(GIVEN REQUEST):
Find and return each line containing "content".

(RECORD EXCERPTS):
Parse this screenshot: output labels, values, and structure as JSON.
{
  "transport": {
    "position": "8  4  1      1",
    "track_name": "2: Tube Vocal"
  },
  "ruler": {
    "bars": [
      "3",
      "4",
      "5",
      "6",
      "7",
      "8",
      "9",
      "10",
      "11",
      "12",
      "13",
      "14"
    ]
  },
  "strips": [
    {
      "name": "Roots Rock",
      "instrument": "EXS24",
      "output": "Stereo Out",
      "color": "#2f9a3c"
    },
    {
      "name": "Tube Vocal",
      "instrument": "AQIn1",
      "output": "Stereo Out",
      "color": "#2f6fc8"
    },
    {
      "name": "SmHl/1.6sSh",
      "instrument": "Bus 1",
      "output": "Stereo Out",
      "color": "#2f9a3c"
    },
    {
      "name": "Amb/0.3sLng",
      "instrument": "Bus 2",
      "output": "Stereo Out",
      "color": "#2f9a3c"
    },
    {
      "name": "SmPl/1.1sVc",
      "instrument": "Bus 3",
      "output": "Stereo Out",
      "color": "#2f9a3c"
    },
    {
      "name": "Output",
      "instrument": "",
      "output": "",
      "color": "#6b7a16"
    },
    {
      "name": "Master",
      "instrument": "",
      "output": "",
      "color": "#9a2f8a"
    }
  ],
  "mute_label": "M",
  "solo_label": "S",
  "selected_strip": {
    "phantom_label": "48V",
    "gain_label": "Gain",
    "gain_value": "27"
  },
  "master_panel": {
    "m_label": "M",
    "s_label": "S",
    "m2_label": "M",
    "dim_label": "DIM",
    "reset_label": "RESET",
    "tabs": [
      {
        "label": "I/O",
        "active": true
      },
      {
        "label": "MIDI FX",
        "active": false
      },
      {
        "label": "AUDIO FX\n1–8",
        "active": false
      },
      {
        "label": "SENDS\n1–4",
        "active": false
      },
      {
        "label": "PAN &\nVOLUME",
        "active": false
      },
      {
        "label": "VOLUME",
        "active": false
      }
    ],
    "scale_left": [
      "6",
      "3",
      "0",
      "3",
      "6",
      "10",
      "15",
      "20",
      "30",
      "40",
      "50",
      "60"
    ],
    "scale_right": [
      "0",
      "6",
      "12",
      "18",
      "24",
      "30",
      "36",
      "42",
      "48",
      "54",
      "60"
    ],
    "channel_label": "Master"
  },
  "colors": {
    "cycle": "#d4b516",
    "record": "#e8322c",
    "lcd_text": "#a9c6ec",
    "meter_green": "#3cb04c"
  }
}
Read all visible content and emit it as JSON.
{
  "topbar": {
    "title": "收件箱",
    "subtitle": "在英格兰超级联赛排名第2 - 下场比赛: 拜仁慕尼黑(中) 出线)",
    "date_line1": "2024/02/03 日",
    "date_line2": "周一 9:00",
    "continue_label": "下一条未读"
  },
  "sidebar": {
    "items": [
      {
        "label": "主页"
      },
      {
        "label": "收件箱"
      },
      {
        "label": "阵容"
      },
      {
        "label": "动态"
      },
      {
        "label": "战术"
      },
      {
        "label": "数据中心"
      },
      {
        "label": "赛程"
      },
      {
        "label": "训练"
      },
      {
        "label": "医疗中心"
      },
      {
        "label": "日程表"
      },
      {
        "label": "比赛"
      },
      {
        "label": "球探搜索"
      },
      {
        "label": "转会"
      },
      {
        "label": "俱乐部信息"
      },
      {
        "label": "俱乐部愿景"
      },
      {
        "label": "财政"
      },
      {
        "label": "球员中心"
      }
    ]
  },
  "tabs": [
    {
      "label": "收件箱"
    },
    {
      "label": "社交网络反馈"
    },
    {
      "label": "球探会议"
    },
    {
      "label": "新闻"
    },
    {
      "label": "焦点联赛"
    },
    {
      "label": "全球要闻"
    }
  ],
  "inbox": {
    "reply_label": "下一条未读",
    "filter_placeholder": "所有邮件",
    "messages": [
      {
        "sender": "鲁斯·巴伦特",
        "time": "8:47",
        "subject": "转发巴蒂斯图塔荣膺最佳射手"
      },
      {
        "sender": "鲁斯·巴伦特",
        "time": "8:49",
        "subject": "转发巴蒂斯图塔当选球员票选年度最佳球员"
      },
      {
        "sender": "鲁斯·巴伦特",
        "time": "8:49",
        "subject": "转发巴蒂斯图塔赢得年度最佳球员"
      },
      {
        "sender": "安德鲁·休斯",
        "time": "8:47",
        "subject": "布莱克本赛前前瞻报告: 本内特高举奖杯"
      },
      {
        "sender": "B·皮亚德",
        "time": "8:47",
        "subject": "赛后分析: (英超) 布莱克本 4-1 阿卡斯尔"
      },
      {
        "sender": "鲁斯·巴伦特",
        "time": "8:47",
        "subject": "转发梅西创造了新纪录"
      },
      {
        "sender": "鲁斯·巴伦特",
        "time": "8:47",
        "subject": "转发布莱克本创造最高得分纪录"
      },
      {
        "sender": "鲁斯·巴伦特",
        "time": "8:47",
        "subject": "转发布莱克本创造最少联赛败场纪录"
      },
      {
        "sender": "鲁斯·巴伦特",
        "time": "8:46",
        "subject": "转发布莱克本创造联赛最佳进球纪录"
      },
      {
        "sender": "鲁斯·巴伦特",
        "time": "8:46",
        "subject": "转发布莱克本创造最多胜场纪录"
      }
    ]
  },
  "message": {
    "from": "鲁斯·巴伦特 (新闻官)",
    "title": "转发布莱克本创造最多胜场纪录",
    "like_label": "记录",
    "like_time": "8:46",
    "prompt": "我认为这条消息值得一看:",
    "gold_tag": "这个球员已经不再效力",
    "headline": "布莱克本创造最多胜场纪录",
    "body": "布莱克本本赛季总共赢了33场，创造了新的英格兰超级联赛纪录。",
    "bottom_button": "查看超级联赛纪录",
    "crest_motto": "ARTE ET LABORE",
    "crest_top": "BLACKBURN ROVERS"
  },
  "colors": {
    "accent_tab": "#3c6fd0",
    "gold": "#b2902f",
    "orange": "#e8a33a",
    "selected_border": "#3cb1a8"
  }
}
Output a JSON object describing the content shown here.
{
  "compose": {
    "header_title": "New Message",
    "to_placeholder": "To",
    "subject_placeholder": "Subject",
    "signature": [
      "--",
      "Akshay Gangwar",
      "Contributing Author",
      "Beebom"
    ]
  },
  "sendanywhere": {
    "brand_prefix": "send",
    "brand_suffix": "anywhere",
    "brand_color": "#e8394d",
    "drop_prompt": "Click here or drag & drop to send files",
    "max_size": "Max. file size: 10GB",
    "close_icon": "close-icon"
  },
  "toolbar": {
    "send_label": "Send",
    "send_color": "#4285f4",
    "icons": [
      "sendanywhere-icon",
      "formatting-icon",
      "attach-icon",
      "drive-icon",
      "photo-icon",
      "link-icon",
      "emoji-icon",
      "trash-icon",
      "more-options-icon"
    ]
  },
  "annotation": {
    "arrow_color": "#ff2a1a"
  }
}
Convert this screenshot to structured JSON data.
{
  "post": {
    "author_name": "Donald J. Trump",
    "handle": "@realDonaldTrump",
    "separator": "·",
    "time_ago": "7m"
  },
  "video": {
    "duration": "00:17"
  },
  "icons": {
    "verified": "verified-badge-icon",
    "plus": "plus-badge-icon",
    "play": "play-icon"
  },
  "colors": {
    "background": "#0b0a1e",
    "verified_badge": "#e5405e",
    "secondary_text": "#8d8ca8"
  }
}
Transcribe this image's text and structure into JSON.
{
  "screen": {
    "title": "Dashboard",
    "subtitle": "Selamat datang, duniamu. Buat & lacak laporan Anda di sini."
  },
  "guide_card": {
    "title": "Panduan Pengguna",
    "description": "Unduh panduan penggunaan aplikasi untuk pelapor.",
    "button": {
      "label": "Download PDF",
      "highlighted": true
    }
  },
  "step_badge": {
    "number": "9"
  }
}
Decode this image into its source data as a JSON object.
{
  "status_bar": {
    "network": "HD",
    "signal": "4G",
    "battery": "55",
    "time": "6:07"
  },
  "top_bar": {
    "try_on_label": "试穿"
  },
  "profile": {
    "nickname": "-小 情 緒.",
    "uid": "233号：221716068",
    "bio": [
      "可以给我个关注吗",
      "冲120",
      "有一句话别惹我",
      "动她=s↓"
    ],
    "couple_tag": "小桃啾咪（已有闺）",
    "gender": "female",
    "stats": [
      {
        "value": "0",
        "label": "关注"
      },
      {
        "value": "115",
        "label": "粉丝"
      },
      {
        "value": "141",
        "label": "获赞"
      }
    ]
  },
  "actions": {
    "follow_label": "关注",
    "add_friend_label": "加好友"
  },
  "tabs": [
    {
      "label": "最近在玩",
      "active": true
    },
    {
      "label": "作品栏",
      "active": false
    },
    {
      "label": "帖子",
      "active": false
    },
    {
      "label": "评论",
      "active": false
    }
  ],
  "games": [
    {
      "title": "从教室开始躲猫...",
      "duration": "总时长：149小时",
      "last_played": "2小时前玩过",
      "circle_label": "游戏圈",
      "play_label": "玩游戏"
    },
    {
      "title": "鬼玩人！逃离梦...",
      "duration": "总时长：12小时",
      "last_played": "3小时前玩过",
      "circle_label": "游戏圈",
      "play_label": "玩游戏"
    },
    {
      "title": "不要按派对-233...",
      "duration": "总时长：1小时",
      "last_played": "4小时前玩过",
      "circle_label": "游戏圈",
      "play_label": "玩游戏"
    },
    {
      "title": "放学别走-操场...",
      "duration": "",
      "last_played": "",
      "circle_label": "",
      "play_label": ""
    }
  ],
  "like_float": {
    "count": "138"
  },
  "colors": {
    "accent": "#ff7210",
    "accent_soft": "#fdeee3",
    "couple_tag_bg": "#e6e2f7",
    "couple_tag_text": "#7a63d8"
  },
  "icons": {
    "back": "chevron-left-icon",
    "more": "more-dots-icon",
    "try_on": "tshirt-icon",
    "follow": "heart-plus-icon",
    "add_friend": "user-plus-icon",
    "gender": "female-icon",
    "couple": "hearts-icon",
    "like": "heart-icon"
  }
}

(FINAL RESULT):
Read all visible content and emit it as JSON.
Output a JSON object describing the content shown here.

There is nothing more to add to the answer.